__Exercise details__. In the entries below, tally the lines that contain the string "Ziti", then state that number alone.

Document page data
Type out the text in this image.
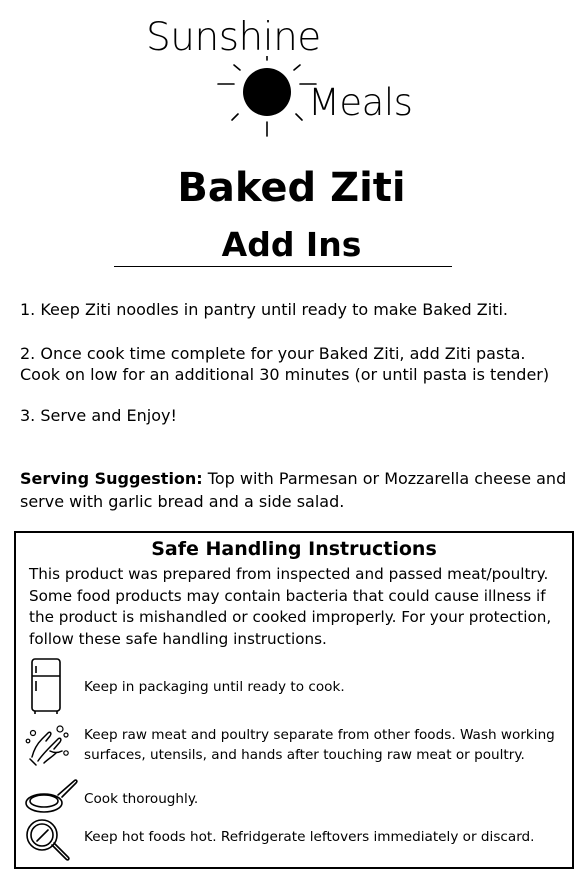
Sunshine
Meals
Baked Ziti
Add Ins
1. Keep Ziti noodles in pantry until ready to make Baked Ziti.
2. Once cook time complete for your Baked Ziti, add Ziti pasta.
Cook on low for an additional 30 minutes (or until pasta is tender)
3. Serve and Enjoy!
Serving Suggestion: Top with Parmesan or Mozzarella cheese and
serve with garlic bread and a side salad.
Safe Handling Instructions
This product was prepared from inspected and passed meat/poultry.
Some food products may contain bacteria that could cause illness if
the product is mishandled or cooked improperly. For your protection,
follow these safe handling instructions.
Keep in packaging until ready to cook.
Keep raw meat and poultry separate from other foods. Wash working
surfaces, utensils, and hands after touching raw meat or poultry.
Cook thoroughly.
Keep hot foods hot. Refridgerate leftovers immediately or discard.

__Exercise answer__. 3